▶ Supplied data
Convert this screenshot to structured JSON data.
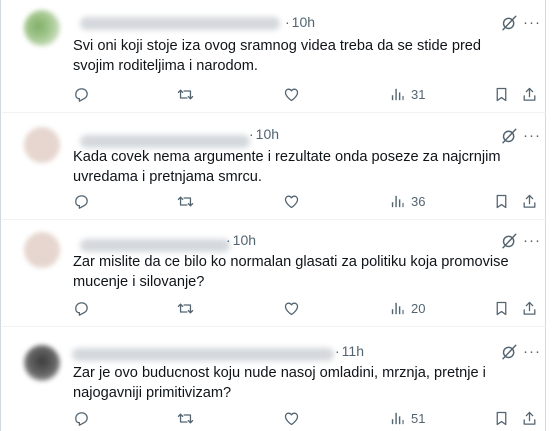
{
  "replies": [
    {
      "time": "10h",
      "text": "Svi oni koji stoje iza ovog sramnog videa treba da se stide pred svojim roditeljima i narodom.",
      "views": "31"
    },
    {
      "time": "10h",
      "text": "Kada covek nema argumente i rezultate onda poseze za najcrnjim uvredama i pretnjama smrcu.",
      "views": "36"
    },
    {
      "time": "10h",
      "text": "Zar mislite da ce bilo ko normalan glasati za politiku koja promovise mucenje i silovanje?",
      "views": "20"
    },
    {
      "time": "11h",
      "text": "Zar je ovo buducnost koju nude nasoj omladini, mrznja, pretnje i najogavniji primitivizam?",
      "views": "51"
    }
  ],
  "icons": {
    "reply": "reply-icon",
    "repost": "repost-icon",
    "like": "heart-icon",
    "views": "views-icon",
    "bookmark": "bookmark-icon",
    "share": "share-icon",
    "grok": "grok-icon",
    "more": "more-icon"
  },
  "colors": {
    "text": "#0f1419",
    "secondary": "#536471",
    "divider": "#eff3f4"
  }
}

▶ Requirements
Would you set down the listing exactly, omitting pictures?

▶ Output for this task
Convert this screenshot to structured JSON data.
{
  "replies": [
    {
      "time": "10h",
      "text": "Svi oni koji stoje iza ovog sramnog videa treba da se stide pred svojim roditeljima i narodom.",
      "views": "31"
    },
    {
      "time": "10h",
      "text": "Kada covek nema argumente i rezultate onda poseze za najcrnjim uvredama i pretnjama smrcu.",
      "views": "36"
    },
    {
      "time": "10h",
      "text": "Zar mislite da ce bilo ko normalan glasati za politiku koja promovise mucenje i silovanje?",
      "views": "20"
    },
    {
      "time": "11h",
      "text": "Zar je ovo buducnost koju nude nasoj omladini, mrznja, pretnje i najogavniji primitivizam?",
      "views": "51"
    }
  ],
  "icons": {
    "reply": "reply-icon",
    "repost": "repost-icon",
    "like": "heart-icon",
    "views": "views-icon",
    "bookmark": "bookmark-icon",
    "share": "share-icon",
    "grok": "grok-icon",
    "more": "more-icon"
  },
  "colors": {
    "text": "#0f1419",
    "secondary": "#536471",
    "divider": "#eff3f4"
  }
}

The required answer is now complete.